■ Listed records ■
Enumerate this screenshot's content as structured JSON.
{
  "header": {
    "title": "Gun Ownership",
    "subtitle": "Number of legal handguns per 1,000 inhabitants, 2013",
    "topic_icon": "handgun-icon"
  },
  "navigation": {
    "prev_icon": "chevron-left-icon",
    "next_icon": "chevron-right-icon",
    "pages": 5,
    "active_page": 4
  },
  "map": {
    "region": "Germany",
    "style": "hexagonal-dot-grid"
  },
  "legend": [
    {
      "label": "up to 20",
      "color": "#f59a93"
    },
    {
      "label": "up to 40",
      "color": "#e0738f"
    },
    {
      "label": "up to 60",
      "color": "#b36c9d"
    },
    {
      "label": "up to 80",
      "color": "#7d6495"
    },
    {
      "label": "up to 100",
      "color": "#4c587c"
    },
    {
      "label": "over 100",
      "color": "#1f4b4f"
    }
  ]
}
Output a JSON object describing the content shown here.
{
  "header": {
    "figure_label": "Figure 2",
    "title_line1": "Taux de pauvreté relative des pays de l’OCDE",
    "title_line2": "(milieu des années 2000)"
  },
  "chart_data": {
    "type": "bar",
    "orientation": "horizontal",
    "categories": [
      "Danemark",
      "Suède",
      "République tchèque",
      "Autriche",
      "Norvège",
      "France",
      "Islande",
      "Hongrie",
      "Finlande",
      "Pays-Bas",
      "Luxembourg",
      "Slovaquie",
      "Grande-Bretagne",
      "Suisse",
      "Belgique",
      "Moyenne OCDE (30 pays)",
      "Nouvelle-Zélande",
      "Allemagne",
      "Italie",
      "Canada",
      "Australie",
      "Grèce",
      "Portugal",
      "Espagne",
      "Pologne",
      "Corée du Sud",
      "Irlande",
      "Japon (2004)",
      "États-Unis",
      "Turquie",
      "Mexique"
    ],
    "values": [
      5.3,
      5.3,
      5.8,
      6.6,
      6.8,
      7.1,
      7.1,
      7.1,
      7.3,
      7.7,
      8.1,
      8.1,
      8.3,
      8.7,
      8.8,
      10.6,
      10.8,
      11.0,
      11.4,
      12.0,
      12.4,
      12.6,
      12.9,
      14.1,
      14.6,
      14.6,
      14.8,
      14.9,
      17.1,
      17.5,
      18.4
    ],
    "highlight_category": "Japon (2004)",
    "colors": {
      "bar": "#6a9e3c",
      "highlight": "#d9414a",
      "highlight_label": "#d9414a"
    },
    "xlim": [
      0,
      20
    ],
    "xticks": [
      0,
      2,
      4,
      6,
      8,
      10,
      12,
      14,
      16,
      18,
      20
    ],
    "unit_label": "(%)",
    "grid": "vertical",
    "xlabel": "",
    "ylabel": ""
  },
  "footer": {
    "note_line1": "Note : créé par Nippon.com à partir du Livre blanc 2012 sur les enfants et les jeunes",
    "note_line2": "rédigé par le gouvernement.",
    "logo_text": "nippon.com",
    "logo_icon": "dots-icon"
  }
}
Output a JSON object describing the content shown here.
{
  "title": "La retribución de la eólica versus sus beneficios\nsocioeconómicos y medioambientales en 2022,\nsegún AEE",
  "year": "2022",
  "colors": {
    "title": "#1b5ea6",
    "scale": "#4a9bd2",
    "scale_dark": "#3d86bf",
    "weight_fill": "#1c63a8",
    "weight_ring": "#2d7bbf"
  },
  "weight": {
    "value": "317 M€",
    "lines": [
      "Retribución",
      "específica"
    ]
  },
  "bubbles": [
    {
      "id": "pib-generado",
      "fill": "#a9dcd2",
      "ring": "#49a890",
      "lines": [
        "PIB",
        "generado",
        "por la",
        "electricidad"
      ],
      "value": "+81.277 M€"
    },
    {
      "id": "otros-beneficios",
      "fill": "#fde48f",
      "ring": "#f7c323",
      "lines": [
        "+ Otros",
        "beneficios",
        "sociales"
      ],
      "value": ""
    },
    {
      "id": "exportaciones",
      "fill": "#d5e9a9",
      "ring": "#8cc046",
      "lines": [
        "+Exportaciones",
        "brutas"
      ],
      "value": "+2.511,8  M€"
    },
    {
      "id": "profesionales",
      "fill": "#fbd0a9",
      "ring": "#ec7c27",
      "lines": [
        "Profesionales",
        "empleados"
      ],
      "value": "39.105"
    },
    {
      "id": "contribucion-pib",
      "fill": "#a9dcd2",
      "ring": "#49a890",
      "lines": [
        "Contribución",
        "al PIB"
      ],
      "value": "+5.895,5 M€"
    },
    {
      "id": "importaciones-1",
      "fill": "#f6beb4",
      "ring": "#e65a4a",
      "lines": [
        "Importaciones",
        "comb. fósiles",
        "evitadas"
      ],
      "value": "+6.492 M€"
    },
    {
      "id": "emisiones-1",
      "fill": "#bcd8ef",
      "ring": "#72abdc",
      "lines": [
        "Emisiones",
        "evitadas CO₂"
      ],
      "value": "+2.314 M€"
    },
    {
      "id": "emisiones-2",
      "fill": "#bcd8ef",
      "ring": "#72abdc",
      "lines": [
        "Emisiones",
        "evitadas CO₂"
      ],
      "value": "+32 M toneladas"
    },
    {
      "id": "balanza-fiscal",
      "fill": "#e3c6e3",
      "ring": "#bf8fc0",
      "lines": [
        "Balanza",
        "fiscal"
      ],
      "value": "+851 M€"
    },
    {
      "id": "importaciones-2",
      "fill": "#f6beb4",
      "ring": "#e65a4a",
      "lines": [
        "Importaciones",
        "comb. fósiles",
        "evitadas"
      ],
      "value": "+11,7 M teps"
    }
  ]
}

■ Aim of the task ■
Check each line of the listing above for the string "grid", then report only how many lines have it.

■ Expected output ■
2